* _What is being asked_
Say how many lines contain "Registered"; the answer is the number alone.
== Records supplied
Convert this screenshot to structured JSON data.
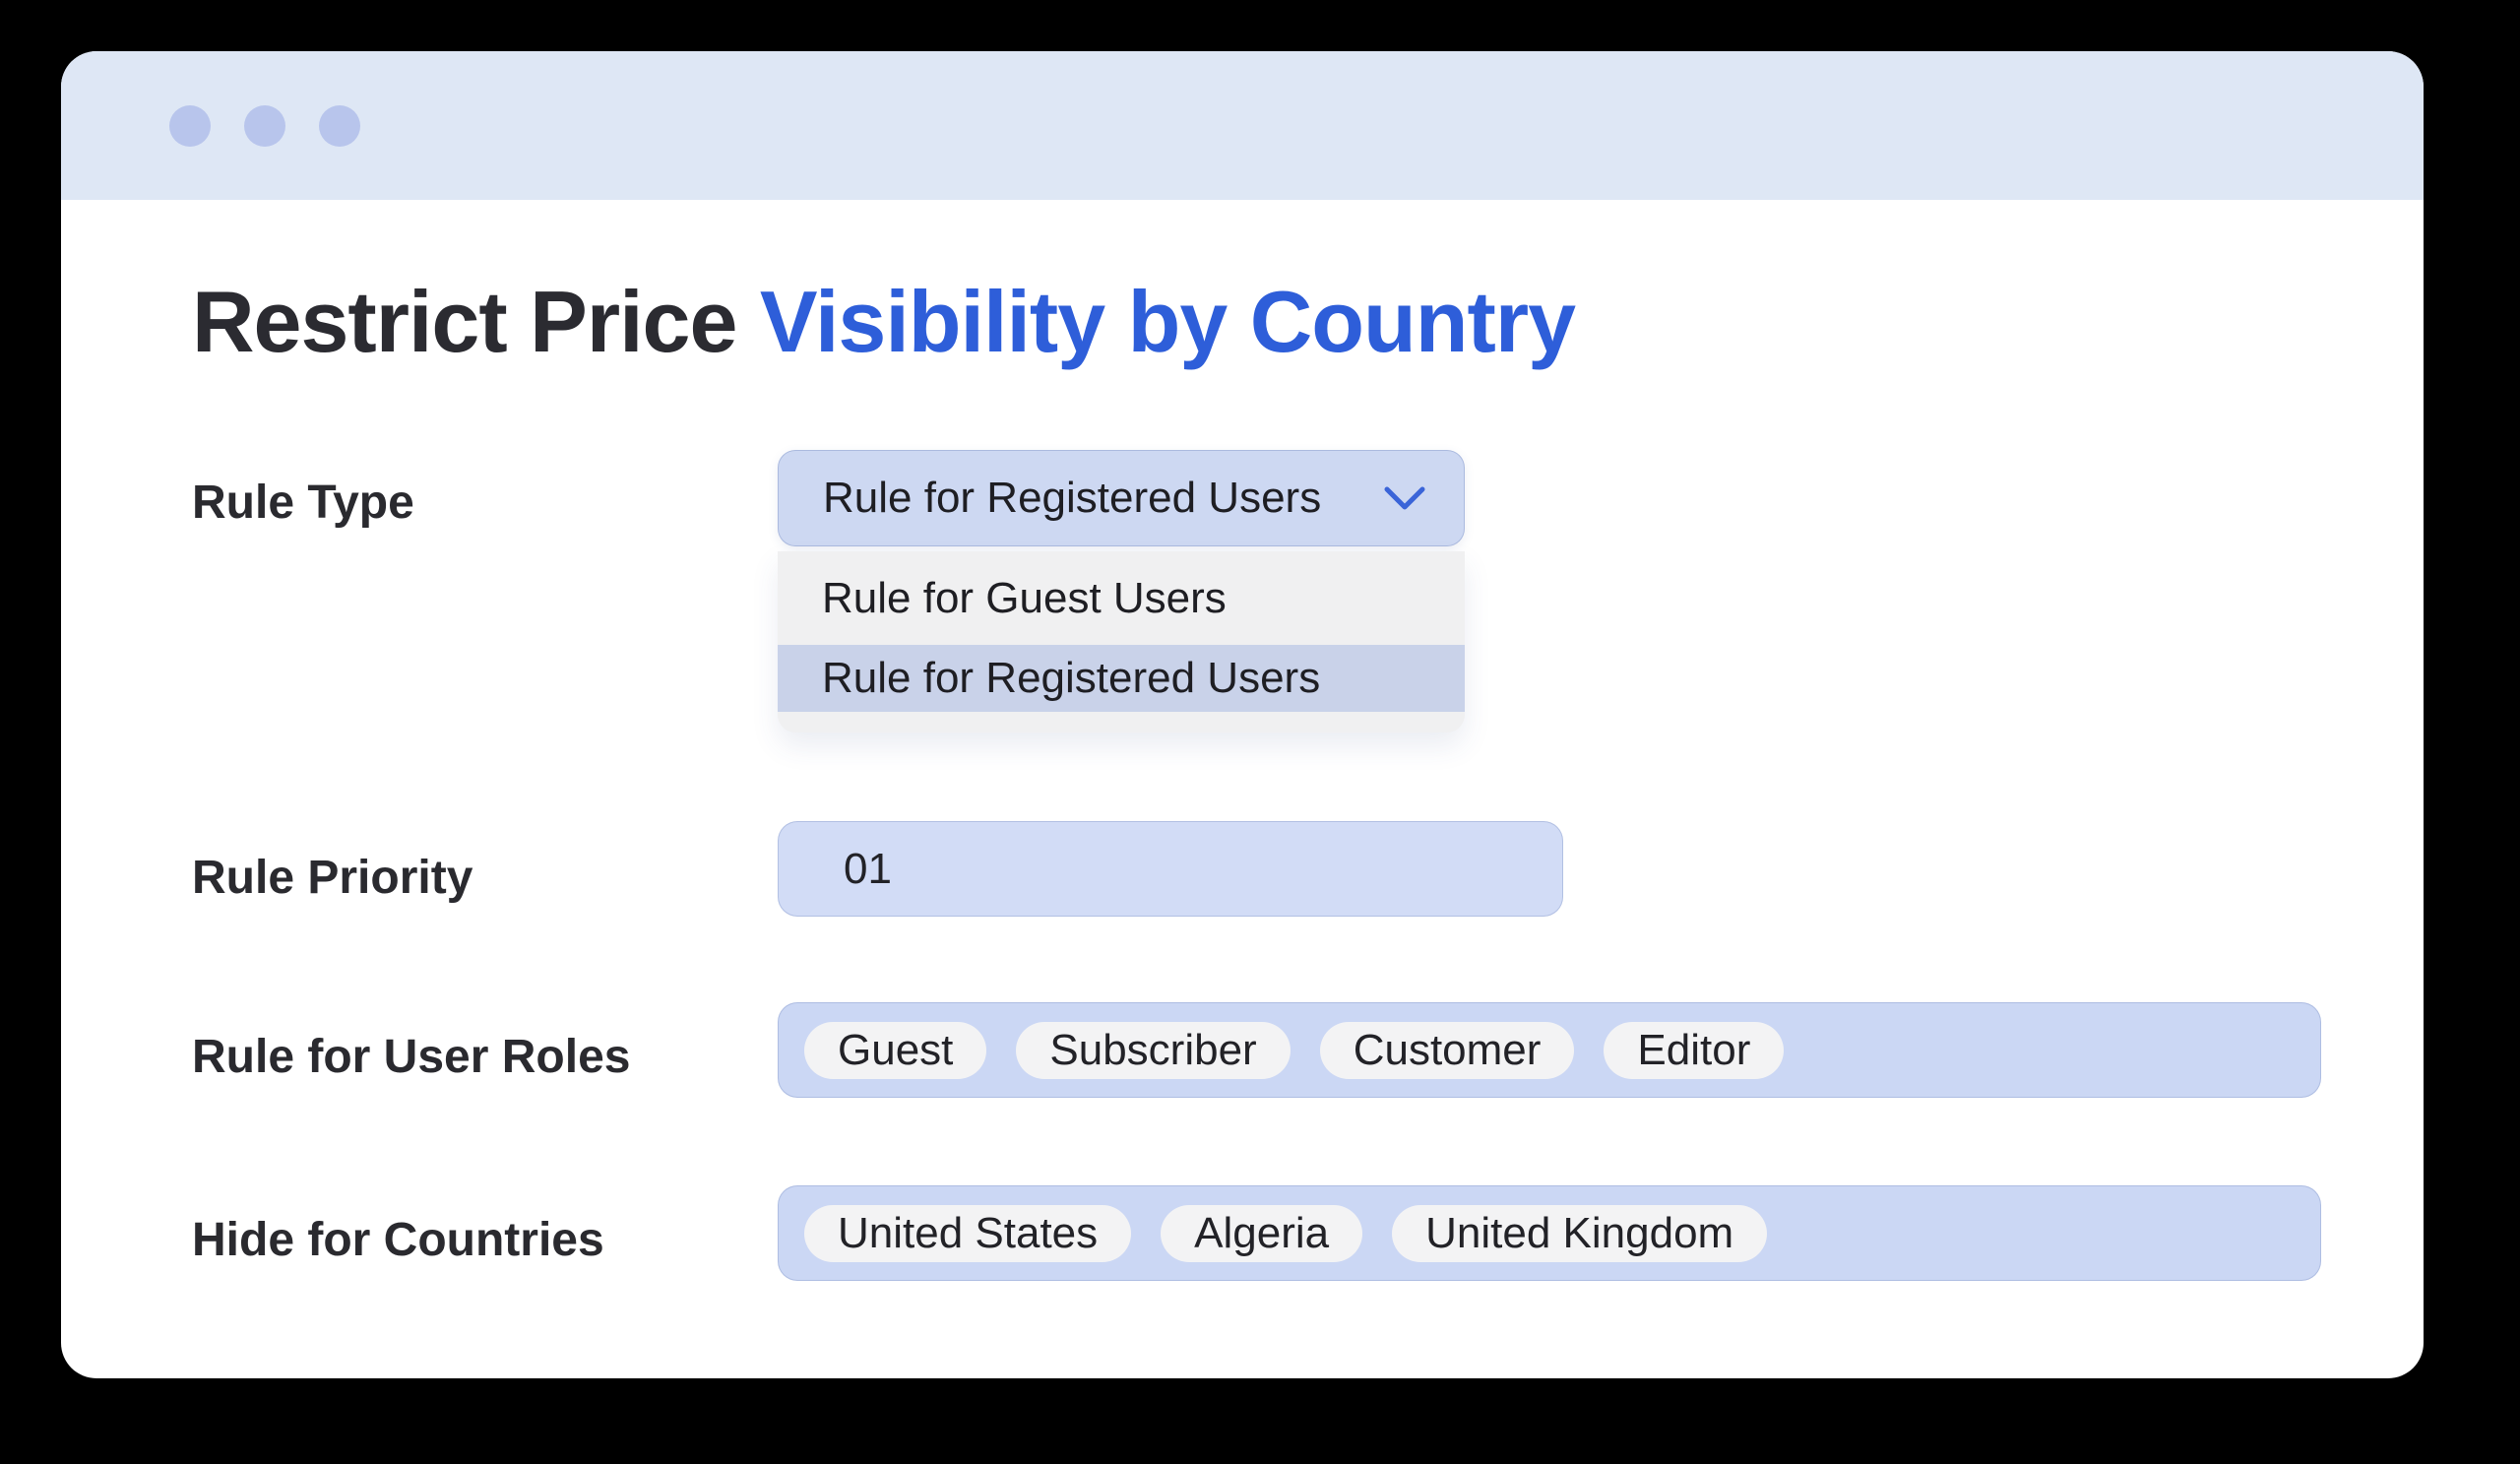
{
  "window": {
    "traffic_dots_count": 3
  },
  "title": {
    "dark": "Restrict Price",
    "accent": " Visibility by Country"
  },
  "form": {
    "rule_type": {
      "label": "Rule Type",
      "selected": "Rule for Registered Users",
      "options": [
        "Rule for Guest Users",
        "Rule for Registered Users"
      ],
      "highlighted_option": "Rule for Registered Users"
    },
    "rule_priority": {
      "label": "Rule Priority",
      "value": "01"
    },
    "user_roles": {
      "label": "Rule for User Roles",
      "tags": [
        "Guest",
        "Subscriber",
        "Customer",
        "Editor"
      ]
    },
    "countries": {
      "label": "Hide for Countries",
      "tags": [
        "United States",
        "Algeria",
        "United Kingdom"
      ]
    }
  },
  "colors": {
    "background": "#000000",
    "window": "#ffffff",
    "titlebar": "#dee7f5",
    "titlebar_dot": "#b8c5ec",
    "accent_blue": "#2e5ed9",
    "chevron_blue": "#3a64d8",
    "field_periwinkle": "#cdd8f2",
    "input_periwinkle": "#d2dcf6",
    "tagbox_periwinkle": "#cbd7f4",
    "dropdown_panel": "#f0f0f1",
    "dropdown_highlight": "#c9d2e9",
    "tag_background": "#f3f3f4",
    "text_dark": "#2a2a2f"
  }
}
====
* _Expected answer_
3